* [Prompt] Reproduce every line of the listing as written, apart from the pictures.

* [Stored records]
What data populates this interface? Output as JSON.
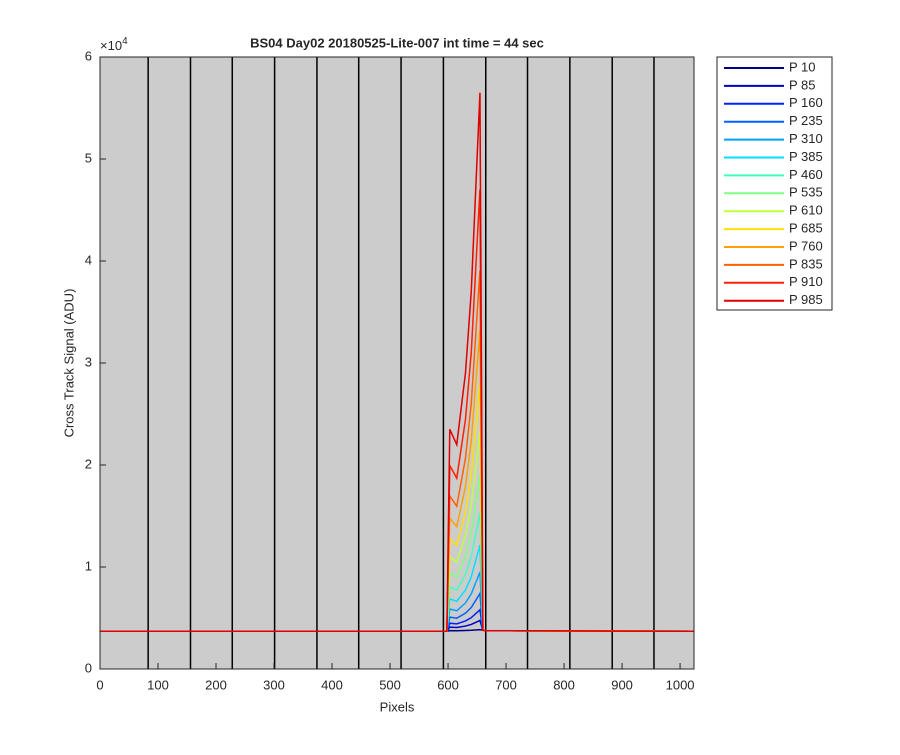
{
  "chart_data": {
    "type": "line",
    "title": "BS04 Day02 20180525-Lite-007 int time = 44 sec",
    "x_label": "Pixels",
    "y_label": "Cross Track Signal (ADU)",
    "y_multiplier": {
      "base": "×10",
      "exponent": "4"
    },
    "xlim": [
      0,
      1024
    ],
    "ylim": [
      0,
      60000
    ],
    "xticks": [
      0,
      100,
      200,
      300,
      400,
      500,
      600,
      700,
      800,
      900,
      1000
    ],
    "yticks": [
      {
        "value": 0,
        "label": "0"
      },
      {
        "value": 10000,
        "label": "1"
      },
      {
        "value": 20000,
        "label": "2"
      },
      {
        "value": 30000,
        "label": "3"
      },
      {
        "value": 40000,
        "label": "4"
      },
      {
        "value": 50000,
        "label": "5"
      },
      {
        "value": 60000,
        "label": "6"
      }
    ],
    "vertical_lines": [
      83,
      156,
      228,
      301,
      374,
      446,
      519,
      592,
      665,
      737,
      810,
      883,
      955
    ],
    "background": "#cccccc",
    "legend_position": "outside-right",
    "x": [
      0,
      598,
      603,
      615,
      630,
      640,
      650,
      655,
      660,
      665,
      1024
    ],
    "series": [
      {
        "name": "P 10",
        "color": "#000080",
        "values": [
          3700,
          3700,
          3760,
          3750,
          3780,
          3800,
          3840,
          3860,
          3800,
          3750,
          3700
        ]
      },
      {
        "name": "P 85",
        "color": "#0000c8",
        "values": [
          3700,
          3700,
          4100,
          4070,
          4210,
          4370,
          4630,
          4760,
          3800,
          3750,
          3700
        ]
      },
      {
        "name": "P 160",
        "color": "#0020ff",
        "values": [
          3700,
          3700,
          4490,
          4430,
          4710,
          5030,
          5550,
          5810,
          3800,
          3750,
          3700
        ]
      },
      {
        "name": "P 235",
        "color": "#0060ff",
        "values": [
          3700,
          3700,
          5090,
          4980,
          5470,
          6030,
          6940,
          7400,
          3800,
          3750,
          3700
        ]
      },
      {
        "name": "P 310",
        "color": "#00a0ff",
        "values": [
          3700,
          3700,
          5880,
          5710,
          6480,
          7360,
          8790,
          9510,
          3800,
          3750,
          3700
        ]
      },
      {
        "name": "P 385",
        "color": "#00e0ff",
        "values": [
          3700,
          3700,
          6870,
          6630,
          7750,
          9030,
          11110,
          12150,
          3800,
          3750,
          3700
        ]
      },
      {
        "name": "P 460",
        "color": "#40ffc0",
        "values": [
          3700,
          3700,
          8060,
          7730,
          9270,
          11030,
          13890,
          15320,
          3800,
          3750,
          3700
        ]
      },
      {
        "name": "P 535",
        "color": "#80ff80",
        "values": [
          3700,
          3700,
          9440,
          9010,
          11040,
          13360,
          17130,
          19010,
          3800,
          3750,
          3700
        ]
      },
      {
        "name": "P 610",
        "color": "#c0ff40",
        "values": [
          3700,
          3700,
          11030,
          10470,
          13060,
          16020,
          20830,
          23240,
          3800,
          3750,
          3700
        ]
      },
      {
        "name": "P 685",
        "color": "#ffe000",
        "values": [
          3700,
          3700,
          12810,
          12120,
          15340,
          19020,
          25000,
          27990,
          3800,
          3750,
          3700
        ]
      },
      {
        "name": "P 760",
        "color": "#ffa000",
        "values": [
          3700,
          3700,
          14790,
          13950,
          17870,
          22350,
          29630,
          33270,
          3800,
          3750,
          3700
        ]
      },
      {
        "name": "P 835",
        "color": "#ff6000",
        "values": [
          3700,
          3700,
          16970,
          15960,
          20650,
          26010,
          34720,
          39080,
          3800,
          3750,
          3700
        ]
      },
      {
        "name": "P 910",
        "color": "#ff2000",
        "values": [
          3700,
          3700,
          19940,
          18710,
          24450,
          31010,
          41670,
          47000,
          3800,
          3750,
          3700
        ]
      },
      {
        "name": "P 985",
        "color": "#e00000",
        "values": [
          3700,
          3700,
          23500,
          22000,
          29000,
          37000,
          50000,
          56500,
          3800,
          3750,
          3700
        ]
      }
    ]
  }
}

* [Expected output]
What data populates this interface? Output as JSON.
{
  "chart_data": {
    "type": "line",
    "title": "BS04 Day02 20180525-Lite-007 int time = 44 sec",
    "x_label": "Pixels",
    "y_label": "Cross Track Signal (ADU)",
    "y_multiplier": {
      "base": "×10",
      "exponent": "4"
    },
    "xlim": [
      0,
      1024
    ],
    "ylim": [
      0,
      60000
    ],
    "xticks": [
      0,
      100,
      200,
      300,
      400,
      500,
      600,
      700,
      800,
      900,
      1000
    ],
    "yticks": [
      {
        "value": 0,
        "label": "0"
      },
      {
        "value": 10000,
        "label": "1"
      },
      {
        "value": 20000,
        "label": "2"
      },
      {
        "value": 30000,
        "label": "3"
      },
      {
        "value": 40000,
        "label": "4"
      },
      {
        "value": 50000,
        "label": "5"
      },
      {
        "value": 60000,
        "label": "6"
      }
    ],
    "vertical_lines": [
      83,
      156,
      228,
      301,
      374,
      446,
      519,
      592,
      665,
      737,
      810,
      883,
      955
    ],
    "background": "#cccccc",
    "legend_position": "outside-right",
    "x": [
      0,
      598,
      603,
      615,
      630,
      640,
      650,
      655,
      660,
      665,
      1024
    ],
    "series": [
      {
        "name": "P 10",
        "color": "#000080",
        "values": [
          3700,
          3700,
          3760,
          3750,
          3780,
          3800,
          3840,
          3860,
          3800,
          3750,
          3700
        ]
      },
      {
        "name": "P 85",
        "color": "#0000c8",
        "values": [
          3700,
          3700,
          4100,
          4070,
          4210,
          4370,
          4630,
          4760,
          3800,
          3750,
          3700
        ]
      },
      {
        "name": "P 160",
        "color": "#0020ff",
        "values": [
          3700,
          3700,
          4490,
          4430,
          4710,
          5030,
          5550,
          5810,
          3800,
          3750,
          3700
        ]
      },
      {
        "name": "P 235",
        "color": "#0060ff",
        "values": [
          3700,
          3700,
          5090,
          4980,
          5470,
          6030,
          6940,
          7400,
          3800,
          3750,
          3700
        ]
      },
      {
        "name": "P 310",
        "color": "#00a0ff",
        "values": [
          3700,
          3700,
          5880,
          5710,
          6480,
          7360,
          8790,
          9510,
          3800,
          3750,
          3700
        ]
      },
      {
        "name": "P 385",
        "color": "#00e0ff",
        "values": [
          3700,
          3700,
          6870,
          6630,
          7750,
          9030,
          11110,
          12150,
          3800,
          3750,
          3700
        ]
      },
      {
        "name": "P 460",
        "color": "#40ffc0",
        "values": [
          3700,
          3700,
          8060,
          7730,
          9270,
          11030,
          13890,
          15320,
          3800,
          3750,
          3700
        ]
      },
      {
        "name": "P 535",
        "color": "#80ff80",
        "values": [
          3700,
          3700,
          9440,
          9010,
          11040,
          13360,
          17130,
          19010,
          3800,
          3750,
          3700
        ]
      },
      {
        "name": "P 610",
        "color": "#c0ff40",
        "values": [
          3700,
          3700,
          11030,
          10470,
          13060,
          16020,
          20830,
          23240,
          3800,
          3750,
          3700
        ]
      },
      {
        "name": "P 685",
        "color": "#ffe000",
        "values": [
          3700,
          3700,
          12810,
          12120,
          15340,
          19020,
          25000,
          27990,
          3800,
          3750,
          3700
        ]
      },
      {
        "name": "P 760",
        "color": "#ffa000",
        "values": [
          3700,
          3700,
          14790,
          13950,
          17870,
          22350,
          29630,
          33270,
          3800,
          3750,
          3700
        ]
      },
      {
        "name": "P 835",
        "color": "#ff6000",
        "values": [
          3700,
          3700,
          16970,
          15960,
          20650,
          26010,
          34720,
          39080,
          3800,
          3750,
          3700
        ]
      },
      {
        "name": "P 910",
        "color": "#ff2000",
        "values": [
          3700,
          3700,
          19940,
          18710,
          24450,
          31010,
          41670,
          47000,
          3800,
          3750,
          3700
        ]
      },
      {
        "name": "P 985",
        "color": "#e00000",
        "values": [
          3700,
          3700,
          23500,
          22000,
          29000,
          37000,
          50000,
          56500,
          3800,
          3750,
          3700
        ]
      }
    ]
  }
}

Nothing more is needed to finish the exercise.